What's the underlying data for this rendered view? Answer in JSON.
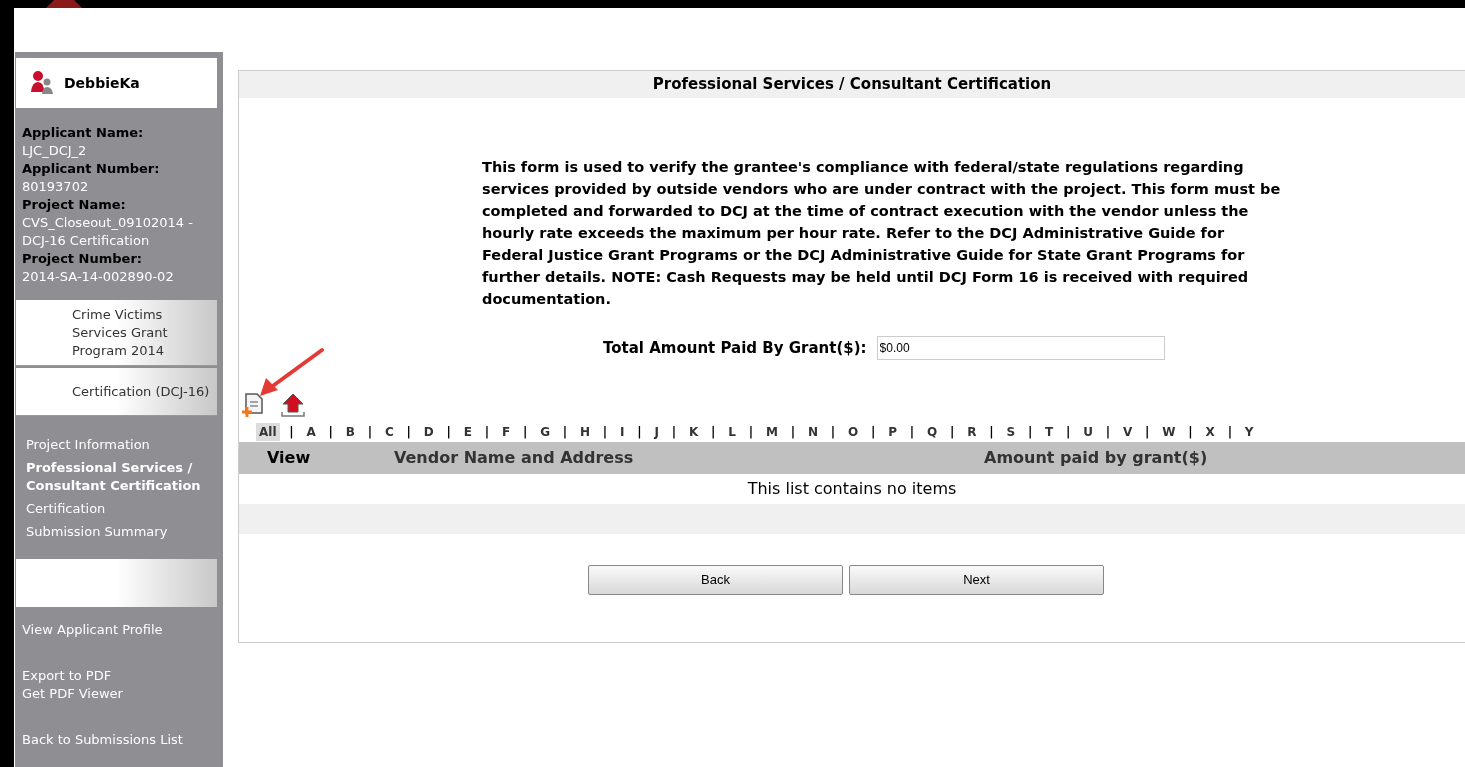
{
  "user": {
    "name": "DebbieKa"
  },
  "applicant_info": [
    {
      "label": "Applicant Name:",
      "value": "LJC_DCJ_2"
    },
    {
      "label": "Applicant Number:",
      "value": "80193702"
    },
    {
      "label": "Project Name:",
      "value": "CVS_Closeout_09102014 - DCJ-16 Certification"
    },
    {
      "label": "Project Number:",
      "value": "2014-SA-14-002890-02"
    }
  ],
  "program_buttons": [
    "Crime Victims Services Grant Program 2014",
    "Certification (DCJ-16)"
  ],
  "nav_items": [
    {
      "label": "Project Information",
      "selected": false
    },
    {
      "label": "Professional Services / Consultant Certification",
      "selected": true
    },
    {
      "label": "Certification",
      "selected": false
    },
    {
      "label": "Submission Summary",
      "selected": false
    }
  ],
  "sidebar_links": [
    [
      "View Applicant Profile"
    ],
    [
      "Export to PDF",
      "Get PDF Viewer"
    ],
    [
      "Back to Submissions List"
    ]
  ],
  "page_title": "Professional Services / Consultant Certification",
  "instructions": "This form is used to verify the grantee's compliance with federal/state regulations regarding services provided by outside vendors who are under contract with the project. This form must be completed and forwarded to DCJ at the time of contract execution with the vendor unless the hourly rate exceeds the maximum per hour rate. Refer to the DCJ Administrative Guide for Federal Justice Grant Programs or the DCJ Administrative Guide for State Grant Programs for further details. NOTE: Cash Requests may be held until DCJ Form 16 is received with required documentation.",
  "total_field": {
    "label": "Total Amount Paid By Grant($):",
    "value": "$0.00"
  },
  "alphabet_filter": [
    {
      "label": "All",
      "selected": true
    },
    {
      "label": "A",
      "selected": false
    },
    {
      "label": "B",
      "selected": false
    },
    {
      "label": "C",
      "selected": false
    },
    {
      "label": "D",
      "selected": false
    },
    {
      "label": "E",
      "selected": false
    },
    {
      "label": "F",
      "selected": false
    },
    {
      "label": "G",
      "selected": false
    },
    {
      "label": "H",
      "selected": false
    },
    {
      "label": "I",
      "selected": false
    },
    {
      "label": "J",
      "selected": false
    },
    {
      "label": "K",
      "selected": false
    },
    {
      "label": "L",
      "selected": false
    },
    {
      "label": "M",
      "selected": false
    },
    {
      "label": "N",
      "selected": false
    },
    {
      "label": "O",
      "selected": false
    },
    {
      "label": "P",
      "selected": false
    },
    {
      "label": "Q",
      "selected": false
    },
    {
      "label": "R",
      "selected": false
    },
    {
      "label": "S",
      "selected": false
    },
    {
      "label": "T",
      "selected": false
    },
    {
      "label": "U",
      "selected": false
    },
    {
      "label": "V",
      "selected": false
    },
    {
      "label": "W",
      "selected": false
    },
    {
      "label": "X",
      "selected": false
    },
    {
      "label": "Y",
      "selected": false
    }
  ],
  "alphabet_separator": "|",
  "table": {
    "columns": [
      "View",
      "Vendor Name and Address",
      "Amount paid by grant($)"
    ],
    "empty_message": "This list contains no items"
  },
  "buttons": [
    "Back",
    "Next"
  ]
}
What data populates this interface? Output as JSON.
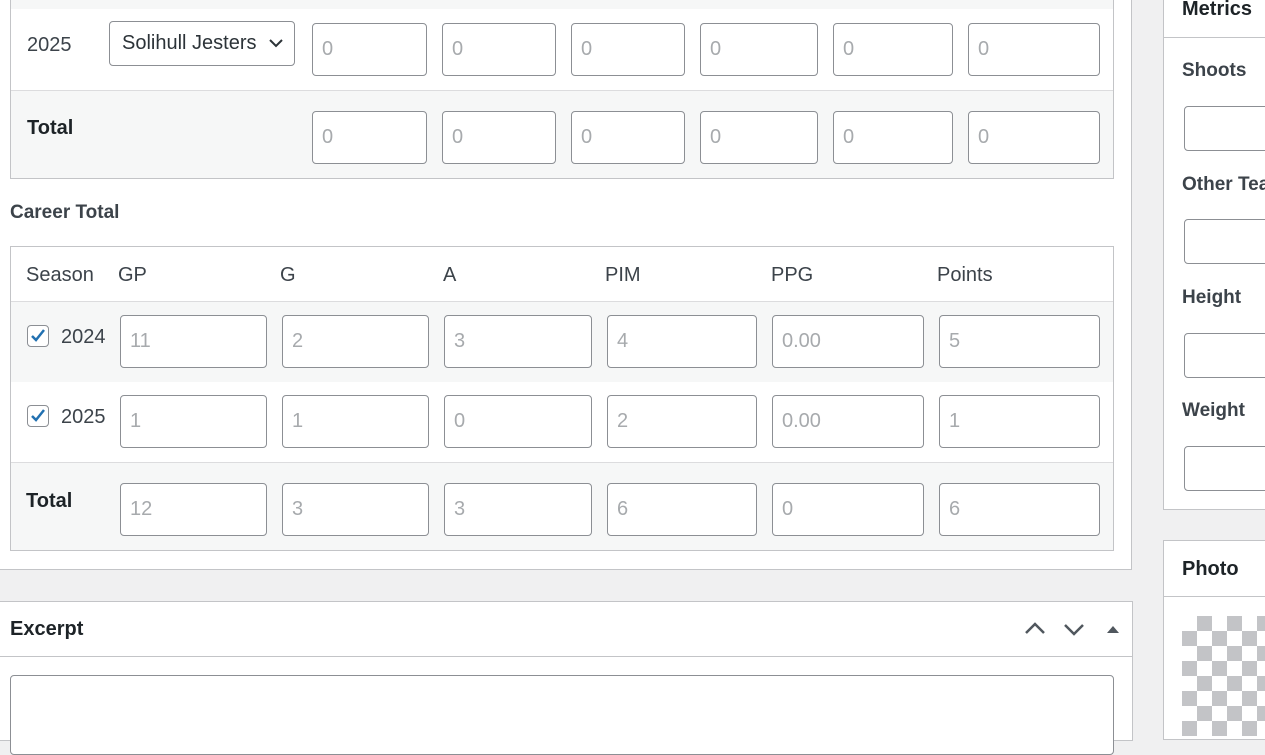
{
  "season_table": {
    "row": {
      "season": "2025",
      "team": "Solihull Jesters",
      "values": [
        "0",
        "0",
        "0",
        "0",
        "0",
        "0"
      ]
    },
    "total": {
      "label": "Total",
      "values": [
        "0",
        "0",
        "0",
        "0",
        "0",
        "0"
      ]
    }
  },
  "career": {
    "heading": "Career Total",
    "columns": [
      "Season",
      "GP",
      "G",
      "A",
      "PIM",
      "PPG",
      "Points"
    ],
    "rows": [
      {
        "season": "2024",
        "checked": true,
        "values": [
          "11",
          "2",
          "3",
          "4",
          "0.00",
          "5"
        ]
      },
      {
        "season": "2025",
        "checked": true,
        "values": [
          "1",
          "1",
          "0",
          "2",
          "0.00",
          "1"
        ]
      }
    ],
    "total": {
      "label": "Total",
      "values": [
        "12",
        "3",
        "3",
        "6",
        "0",
        "6"
      ]
    }
  },
  "excerpt": {
    "title": "Excerpt",
    "icons": [
      "chevron-up-icon",
      "chevron-down-icon",
      "triangle-up-icon"
    ]
  },
  "sidebar": {
    "metrics": {
      "title": "Metrics",
      "fields": [
        "Shoots",
        "Other Tea",
        "Height",
        "Weight"
      ]
    },
    "photo": {
      "title": "Photo"
    }
  },
  "colors": {
    "checkbox_blue": "#2271b1",
    "border": "#c3c4c7",
    "placeholder_text": "#a7aaad"
  }
}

+++

GIVEN TASK ->
Using the data above, write out every line exactly, leaving the images behind.

RESPONSE TO THIS TASK ->
What's the underlying data for this rendered view? Answer in JSON.
{
  "user": {
    "name": "DebbieKa"
  },
  "applicant_info": [
    {
      "label": "Applicant Name:",
      "value": "LJC_DCJ_2"
    },
    {
      "label": "Applicant Number:",
      "value": "80193702"
    },
    {
      "label": "Project Name:",
      "value": "CVS_Closeout_09102014 - DCJ-16 Certification"
    },
    {
      "label": "Project Number:",
      "value": "2014-SA-14-002890-02"
    }
  ],
  "program_buttons": [
    "Crime Victims Services Grant Program 2014",
    "Certification (DCJ-16)"
  ],
  "nav_items": [
    {
      "label": "Project Information",
      "selected": false
    },
    {
      "label": "Professional Services / Consultant Certification",
      "selected": true
    },
    {
      "label": "Certification",
      "selected": false
    },
    {
      "label": "Submission Summary",
      "selected": false
    }
  ],
  "sidebar_links": [
    [
      "View Applicant Profile"
    ],
    [
      "Export to PDF",
      "Get PDF Viewer"
    ],
    [
      "Back to Submissions List"
    ]
  ],
  "page_title": "Professional Services / Consultant Certification",
  "instructions": "This form is used to verify the grantee's compliance with federal/state regulations regarding services provided by outside vendors who are under contract with the project. This form must be completed and forwarded to DCJ at the time of contract execution with the vendor unless the hourly rate exceeds the maximum per hour rate. Refer to the DCJ Administrative Guide for Federal Justice Grant Programs or the DCJ Administrative Guide for State Grant Programs for further details. NOTE: Cash Requests may be held until DCJ Form 16 is received with required documentation.",
  "total_field": {
    "label": "Total Amount Paid By Grant($):",
    "value": "$0.00"
  },
  "alphabet_filter": [
    {
      "label": "All",
      "selected": true
    },
    {
      "label": "A",
      "selected": false
    },
    {
      "label": "B",
      "selected": false
    },
    {
      "label": "C",
      "selected": false
    },
    {
      "label": "D",
      "selected": false
    },
    {
      "label": "E",
      "selected": false
    },
    {
      "label": "F",
      "selected": false
    },
    {
      "label": "G",
      "selected": false
    },
    {
      "label": "H",
      "selected": false
    },
    {
      "label": "I",
      "selected": false
    },
    {
      "label": "J",
      "selected": false
    },
    {
      "label": "K",
      "selected": false
    },
    {
      "label": "L",
      "selected": false
    },
    {
      "label": "M",
      "selected": false
    },
    {
      "label": "N",
      "selected": false
    },
    {
      "label": "O",
      "selected": false
    },
    {
      "label": "P",
      "selected": false
    },
    {
      "label": "Q",
      "selected": false
    },
    {
      "label": "R",
      "selected": false
    },
    {
      "label": "S",
      "selected": false
    },
    {
      "label": "T",
      "selected": false
    },
    {
      "label": "U",
      "selected": false
    },
    {
      "label": "V",
      "selected": false
    },
    {
      "label": "W",
      "selected": false
    },
    {
      "label": "X",
      "selected": false
    },
    {
      "label": "Y",
      "selected": false
    }
  ],
  "alphabet_separator": "|",
  "table": {
    "columns": [
      "View",
      "Vendor Name and Address",
      "Amount paid by grant($)"
    ],
    "empty_message": "This list contains no items"
  },
  "buttons": [
    "Back",
    "Next"
  ]
}
What data populates this interface? Output as JSON.
{
  "season_table": {
    "row": {
      "season": "2025",
      "team": "Solihull Jesters",
      "values": [
        "0",
        "0",
        "0",
        "0",
        "0",
        "0"
      ]
    },
    "total": {
      "label": "Total",
      "values": [
        "0",
        "0",
        "0",
        "0",
        "0",
        "0"
      ]
    }
  },
  "career": {
    "heading": "Career Total",
    "columns": [
      "Season",
      "GP",
      "G",
      "A",
      "PIM",
      "PPG",
      "Points"
    ],
    "rows": [
      {
        "season": "2024",
        "checked": true,
        "values": [
          "11",
          "2",
          "3",
          "4",
          "0.00",
          "5"
        ]
      },
      {
        "season": "2025",
        "checked": true,
        "values": [
          "1",
          "1",
          "0",
          "2",
          "0.00",
          "1"
        ]
      }
    ],
    "total": {
      "label": "Total",
      "values": [
        "12",
        "3",
        "3",
        "6",
        "0",
        "6"
      ]
    }
  },
  "excerpt": {
    "title": "Excerpt",
    "icons": [
      "chevron-up-icon",
      "chevron-down-icon",
      "triangle-up-icon"
    ]
  },
  "sidebar": {
    "metrics": {
      "title": "Metrics",
      "fields": [
        "Shoots",
        "Other Tea",
        "Height",
        "Weight"
      ]
    },
    "photo": {
      "title": "Photo"
    }
  },
  "colors": {
    "checkbox_blue": "#2271b1",
    "border": "#c3c4c7",
    "placeholder_text": "#a7aaad"
  }
}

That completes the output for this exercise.